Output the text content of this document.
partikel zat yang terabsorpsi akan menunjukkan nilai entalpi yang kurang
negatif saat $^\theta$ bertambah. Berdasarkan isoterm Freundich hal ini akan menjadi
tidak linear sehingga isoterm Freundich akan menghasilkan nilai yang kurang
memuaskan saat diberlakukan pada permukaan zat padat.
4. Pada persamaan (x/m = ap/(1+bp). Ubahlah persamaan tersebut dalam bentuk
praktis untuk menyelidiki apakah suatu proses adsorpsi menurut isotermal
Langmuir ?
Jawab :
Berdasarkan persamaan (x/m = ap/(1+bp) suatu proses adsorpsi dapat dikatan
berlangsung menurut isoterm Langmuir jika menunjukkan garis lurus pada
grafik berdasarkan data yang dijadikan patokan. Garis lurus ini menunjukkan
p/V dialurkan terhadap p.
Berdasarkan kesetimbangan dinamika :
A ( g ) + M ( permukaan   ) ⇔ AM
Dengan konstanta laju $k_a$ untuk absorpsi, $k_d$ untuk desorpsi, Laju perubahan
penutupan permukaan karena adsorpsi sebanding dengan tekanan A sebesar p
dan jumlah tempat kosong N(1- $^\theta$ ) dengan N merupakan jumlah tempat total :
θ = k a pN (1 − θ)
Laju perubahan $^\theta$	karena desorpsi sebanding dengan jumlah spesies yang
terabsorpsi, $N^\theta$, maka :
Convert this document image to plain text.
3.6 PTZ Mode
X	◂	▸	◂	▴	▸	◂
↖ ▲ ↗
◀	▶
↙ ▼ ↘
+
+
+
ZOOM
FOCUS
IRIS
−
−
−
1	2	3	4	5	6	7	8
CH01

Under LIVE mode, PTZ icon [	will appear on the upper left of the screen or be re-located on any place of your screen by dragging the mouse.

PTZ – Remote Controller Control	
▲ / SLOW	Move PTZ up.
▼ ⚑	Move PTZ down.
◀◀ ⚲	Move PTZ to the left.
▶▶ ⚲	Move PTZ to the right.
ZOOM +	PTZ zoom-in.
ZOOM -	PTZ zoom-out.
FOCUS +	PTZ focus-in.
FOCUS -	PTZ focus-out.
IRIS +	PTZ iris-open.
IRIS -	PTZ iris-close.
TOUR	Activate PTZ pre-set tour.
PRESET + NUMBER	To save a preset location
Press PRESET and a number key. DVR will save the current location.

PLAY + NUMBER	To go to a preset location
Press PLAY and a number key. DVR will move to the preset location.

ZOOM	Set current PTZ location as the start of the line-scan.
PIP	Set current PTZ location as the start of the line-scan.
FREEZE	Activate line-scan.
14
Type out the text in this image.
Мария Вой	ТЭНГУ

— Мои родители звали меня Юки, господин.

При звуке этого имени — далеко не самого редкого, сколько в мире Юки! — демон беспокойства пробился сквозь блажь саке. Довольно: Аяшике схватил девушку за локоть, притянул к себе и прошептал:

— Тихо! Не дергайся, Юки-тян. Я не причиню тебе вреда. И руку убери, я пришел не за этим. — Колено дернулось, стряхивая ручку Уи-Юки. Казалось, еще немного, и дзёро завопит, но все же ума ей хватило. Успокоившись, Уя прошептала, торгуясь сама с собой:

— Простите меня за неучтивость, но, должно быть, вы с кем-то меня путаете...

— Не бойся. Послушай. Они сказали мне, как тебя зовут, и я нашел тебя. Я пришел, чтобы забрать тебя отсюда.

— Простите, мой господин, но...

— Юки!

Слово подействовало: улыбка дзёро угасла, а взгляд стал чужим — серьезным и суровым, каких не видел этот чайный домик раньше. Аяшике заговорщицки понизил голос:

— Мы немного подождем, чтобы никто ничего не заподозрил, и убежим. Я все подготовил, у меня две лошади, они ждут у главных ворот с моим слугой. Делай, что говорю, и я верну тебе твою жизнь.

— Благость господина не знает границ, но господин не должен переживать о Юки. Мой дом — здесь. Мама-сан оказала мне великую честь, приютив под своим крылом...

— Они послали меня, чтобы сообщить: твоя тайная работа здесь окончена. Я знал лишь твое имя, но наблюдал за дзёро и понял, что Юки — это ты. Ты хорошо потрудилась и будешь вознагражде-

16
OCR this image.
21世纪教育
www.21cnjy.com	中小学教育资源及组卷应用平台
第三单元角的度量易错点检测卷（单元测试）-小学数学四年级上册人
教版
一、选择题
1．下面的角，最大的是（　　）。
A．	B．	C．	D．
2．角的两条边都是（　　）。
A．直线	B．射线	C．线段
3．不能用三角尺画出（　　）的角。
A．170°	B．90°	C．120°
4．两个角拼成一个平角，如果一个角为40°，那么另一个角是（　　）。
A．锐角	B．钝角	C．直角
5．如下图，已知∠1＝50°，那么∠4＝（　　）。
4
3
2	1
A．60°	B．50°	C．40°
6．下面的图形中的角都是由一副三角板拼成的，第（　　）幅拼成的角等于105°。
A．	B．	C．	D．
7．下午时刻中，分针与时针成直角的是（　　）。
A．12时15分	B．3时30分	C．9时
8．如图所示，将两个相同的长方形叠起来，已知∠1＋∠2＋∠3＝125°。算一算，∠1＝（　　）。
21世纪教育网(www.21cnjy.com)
----------
▶ Your objective:
Using the listing above, locate the lines that hold "Activate" and copy each one.

▶ Written response:
TOUR	Activate PTZ pre-set tour.
FREEZE	Activate line-scan.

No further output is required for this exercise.